— START OF DATA LISTING —

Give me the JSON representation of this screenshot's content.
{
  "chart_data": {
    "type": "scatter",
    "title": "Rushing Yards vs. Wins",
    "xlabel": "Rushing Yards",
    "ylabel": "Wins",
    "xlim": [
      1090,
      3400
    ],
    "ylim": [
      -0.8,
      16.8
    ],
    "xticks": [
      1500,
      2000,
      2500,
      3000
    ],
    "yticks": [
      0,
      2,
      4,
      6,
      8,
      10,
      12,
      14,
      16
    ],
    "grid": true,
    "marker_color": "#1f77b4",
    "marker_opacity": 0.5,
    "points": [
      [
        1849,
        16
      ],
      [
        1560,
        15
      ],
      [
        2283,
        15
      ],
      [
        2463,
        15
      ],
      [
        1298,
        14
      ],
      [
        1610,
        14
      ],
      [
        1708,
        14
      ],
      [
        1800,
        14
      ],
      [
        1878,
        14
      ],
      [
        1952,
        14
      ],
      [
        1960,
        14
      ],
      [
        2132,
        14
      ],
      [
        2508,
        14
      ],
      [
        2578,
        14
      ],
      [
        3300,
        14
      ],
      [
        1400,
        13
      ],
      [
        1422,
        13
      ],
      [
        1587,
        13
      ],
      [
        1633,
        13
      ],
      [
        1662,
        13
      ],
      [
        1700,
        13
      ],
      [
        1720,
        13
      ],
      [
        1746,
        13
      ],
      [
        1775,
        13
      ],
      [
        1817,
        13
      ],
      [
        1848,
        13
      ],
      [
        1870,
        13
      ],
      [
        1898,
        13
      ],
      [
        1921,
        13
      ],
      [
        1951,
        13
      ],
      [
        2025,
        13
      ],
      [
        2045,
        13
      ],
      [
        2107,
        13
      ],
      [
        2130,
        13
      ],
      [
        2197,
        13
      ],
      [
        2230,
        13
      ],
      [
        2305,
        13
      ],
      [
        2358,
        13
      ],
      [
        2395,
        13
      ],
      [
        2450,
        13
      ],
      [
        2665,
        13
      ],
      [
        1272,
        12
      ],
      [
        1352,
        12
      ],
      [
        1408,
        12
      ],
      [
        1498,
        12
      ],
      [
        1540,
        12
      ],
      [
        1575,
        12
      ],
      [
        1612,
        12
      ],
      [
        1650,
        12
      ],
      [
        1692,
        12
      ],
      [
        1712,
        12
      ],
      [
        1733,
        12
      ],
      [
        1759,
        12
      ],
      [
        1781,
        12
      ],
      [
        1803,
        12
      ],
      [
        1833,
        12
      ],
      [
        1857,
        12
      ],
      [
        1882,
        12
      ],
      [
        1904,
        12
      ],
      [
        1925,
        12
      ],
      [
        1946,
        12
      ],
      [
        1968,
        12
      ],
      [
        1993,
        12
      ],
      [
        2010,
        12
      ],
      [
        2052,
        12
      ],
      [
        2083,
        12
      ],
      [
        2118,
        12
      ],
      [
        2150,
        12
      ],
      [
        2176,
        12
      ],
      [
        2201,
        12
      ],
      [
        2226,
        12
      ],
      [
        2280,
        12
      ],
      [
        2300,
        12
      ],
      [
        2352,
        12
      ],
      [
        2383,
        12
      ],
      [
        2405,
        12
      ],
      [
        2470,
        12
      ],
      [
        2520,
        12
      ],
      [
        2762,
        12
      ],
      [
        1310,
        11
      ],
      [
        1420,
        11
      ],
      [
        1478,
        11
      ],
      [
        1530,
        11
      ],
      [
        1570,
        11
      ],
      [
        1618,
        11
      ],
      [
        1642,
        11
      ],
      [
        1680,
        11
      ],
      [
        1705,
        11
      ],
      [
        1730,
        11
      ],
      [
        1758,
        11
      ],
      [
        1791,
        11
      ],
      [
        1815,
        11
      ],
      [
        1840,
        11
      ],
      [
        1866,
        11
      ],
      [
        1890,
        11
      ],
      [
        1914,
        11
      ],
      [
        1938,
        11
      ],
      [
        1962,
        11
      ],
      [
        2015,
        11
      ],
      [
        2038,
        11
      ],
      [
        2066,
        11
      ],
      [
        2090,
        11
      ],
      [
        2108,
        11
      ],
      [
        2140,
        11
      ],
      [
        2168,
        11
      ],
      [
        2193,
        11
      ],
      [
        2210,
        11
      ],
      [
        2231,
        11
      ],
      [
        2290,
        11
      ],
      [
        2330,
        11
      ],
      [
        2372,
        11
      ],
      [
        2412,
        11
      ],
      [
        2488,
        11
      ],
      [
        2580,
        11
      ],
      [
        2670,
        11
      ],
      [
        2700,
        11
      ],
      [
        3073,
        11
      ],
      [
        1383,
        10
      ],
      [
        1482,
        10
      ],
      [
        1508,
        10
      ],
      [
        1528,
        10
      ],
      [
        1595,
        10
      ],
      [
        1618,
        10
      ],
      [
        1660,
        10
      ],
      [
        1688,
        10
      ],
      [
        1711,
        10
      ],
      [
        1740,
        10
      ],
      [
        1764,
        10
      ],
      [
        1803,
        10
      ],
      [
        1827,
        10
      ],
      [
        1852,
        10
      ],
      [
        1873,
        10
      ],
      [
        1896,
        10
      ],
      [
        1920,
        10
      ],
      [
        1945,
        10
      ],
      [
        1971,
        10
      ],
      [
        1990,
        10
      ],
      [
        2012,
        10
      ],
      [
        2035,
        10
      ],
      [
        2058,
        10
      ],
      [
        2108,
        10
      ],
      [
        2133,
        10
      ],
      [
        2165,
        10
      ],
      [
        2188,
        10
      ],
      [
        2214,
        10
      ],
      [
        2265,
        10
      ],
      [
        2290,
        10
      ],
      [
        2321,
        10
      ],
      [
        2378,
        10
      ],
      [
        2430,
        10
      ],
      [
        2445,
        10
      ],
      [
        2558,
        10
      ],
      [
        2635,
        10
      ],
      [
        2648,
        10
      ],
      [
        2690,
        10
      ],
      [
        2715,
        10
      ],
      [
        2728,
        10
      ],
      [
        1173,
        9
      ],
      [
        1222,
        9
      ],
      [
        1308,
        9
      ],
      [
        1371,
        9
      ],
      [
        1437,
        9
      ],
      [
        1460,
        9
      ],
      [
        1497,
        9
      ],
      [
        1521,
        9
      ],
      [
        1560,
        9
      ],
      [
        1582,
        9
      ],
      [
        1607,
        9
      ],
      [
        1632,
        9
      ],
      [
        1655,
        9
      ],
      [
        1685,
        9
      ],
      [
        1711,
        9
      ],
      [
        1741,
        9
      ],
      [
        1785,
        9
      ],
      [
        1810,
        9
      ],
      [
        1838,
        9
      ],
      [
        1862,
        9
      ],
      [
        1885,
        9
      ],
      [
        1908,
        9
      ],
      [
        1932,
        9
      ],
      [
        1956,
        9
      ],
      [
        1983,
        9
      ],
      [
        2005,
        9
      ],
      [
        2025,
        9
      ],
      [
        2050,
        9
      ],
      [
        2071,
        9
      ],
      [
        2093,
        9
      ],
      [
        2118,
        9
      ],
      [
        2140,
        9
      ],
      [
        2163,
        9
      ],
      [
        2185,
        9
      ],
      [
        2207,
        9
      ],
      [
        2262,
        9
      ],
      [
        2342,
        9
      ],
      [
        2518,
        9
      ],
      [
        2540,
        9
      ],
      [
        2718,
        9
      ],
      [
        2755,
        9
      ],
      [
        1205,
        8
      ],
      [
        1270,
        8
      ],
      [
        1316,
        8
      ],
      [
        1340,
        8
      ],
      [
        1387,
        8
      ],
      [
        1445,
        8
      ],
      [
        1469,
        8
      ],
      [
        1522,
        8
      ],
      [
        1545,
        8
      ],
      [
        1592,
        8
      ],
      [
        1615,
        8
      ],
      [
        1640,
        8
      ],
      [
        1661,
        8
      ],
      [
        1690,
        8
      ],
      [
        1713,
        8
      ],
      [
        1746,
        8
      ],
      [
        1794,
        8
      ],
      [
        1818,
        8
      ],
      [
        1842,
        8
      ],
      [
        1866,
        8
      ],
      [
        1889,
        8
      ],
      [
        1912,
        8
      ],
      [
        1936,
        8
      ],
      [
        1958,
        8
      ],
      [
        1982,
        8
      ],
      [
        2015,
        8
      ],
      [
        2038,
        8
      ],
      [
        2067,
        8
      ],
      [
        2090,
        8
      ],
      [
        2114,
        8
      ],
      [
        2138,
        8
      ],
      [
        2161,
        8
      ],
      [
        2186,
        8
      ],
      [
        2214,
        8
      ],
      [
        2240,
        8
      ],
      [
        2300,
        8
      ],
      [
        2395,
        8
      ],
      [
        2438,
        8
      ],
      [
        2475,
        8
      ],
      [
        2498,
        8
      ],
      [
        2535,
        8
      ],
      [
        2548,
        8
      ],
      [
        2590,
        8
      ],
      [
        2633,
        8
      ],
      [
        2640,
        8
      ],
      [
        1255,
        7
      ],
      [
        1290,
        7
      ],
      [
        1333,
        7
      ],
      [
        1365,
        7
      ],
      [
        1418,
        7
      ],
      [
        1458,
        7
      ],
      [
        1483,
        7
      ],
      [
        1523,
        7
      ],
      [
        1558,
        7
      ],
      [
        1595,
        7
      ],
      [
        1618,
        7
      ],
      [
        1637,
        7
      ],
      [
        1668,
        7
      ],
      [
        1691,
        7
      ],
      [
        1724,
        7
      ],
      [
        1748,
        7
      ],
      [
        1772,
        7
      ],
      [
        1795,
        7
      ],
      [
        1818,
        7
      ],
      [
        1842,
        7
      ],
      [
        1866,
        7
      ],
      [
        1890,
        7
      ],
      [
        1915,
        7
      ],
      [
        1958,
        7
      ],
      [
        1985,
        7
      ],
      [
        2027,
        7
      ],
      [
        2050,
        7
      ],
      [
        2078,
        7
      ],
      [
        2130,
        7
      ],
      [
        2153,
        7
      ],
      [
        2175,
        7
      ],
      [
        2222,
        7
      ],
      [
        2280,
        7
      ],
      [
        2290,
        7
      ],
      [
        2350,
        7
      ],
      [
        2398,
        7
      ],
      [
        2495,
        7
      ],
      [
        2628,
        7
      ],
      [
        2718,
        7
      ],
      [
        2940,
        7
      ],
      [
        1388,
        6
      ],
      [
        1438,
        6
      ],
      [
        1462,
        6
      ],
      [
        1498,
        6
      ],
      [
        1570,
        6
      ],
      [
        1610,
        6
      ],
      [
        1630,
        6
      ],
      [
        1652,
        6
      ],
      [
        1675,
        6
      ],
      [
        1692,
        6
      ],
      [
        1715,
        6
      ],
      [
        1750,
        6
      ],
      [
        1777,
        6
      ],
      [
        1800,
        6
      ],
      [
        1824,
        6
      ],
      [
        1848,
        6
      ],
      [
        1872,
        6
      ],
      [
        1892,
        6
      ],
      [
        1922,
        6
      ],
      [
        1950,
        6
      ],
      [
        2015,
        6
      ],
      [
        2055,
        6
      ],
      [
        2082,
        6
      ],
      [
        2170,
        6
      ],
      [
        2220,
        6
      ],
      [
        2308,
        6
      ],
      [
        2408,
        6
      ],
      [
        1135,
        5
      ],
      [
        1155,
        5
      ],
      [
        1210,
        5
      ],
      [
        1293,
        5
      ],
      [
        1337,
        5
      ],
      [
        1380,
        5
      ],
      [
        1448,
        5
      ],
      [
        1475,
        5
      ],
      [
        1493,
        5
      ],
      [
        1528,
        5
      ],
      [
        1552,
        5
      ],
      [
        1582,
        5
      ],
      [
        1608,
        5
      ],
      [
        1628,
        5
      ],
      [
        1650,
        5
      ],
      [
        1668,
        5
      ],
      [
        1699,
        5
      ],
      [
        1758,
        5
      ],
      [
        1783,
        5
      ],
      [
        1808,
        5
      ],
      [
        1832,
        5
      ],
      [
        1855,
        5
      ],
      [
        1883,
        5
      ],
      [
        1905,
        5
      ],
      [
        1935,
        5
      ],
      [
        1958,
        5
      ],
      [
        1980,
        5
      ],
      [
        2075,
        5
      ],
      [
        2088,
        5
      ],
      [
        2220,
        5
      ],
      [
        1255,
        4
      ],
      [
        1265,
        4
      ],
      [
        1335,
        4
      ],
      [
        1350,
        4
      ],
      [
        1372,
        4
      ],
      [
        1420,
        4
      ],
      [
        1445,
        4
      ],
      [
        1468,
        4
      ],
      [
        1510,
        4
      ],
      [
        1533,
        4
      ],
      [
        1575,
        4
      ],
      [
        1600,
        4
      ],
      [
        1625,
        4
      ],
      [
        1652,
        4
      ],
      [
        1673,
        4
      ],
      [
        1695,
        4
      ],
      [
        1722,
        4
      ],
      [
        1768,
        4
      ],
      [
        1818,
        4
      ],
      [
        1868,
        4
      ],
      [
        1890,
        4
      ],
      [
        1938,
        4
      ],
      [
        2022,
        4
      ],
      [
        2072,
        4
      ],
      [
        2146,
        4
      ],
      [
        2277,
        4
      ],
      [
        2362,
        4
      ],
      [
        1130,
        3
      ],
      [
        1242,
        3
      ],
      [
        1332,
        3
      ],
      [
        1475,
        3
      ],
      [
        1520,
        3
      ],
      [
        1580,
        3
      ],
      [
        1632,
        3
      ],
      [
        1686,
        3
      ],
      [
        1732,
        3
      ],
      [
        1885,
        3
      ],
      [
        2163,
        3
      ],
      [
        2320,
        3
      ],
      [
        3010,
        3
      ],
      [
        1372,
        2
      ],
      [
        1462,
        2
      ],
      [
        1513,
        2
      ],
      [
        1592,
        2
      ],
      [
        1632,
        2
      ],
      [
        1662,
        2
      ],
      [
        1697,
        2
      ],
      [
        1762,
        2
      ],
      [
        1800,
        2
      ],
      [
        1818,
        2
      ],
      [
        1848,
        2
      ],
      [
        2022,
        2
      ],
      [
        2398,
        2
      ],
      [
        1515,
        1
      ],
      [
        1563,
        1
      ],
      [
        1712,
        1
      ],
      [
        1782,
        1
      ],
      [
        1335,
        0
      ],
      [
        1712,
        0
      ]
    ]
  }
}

— END OF DATA LISTING —

Filter the records, keeping only lines that contain "Yards", and show those lines.

    "title": "Rushing Yards vs. Wins",
    "xlabel": "Rushing Yards",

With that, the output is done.